What the task asks => Find the lines of data that contain the string "Contractor", then list them.

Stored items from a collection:
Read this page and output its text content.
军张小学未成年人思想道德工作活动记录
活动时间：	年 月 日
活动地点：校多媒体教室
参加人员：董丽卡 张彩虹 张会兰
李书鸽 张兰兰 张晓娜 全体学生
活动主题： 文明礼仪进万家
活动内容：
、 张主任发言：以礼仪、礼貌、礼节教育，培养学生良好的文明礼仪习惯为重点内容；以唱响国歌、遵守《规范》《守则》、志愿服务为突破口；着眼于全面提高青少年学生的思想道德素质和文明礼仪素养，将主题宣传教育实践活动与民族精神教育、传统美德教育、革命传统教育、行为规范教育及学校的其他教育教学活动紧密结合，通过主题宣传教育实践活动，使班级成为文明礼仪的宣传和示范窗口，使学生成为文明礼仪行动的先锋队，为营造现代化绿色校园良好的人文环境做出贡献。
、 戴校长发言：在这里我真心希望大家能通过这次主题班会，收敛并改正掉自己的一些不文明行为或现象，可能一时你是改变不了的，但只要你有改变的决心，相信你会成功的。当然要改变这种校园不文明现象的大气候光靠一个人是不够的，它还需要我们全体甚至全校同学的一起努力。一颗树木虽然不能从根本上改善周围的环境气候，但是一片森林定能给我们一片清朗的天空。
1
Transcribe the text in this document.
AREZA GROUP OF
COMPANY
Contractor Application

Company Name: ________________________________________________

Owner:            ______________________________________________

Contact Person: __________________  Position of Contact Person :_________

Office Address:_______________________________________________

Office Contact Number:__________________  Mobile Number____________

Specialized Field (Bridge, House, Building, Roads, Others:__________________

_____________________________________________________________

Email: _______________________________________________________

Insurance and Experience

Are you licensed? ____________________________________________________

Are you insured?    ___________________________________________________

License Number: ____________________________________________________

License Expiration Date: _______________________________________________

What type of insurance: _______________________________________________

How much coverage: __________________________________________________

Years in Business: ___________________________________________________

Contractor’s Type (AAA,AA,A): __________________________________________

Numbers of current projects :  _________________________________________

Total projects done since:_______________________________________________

Answer to the exercise =>
Contractor Application
Contractor’s Type (AAA,AA,A): __________________________________________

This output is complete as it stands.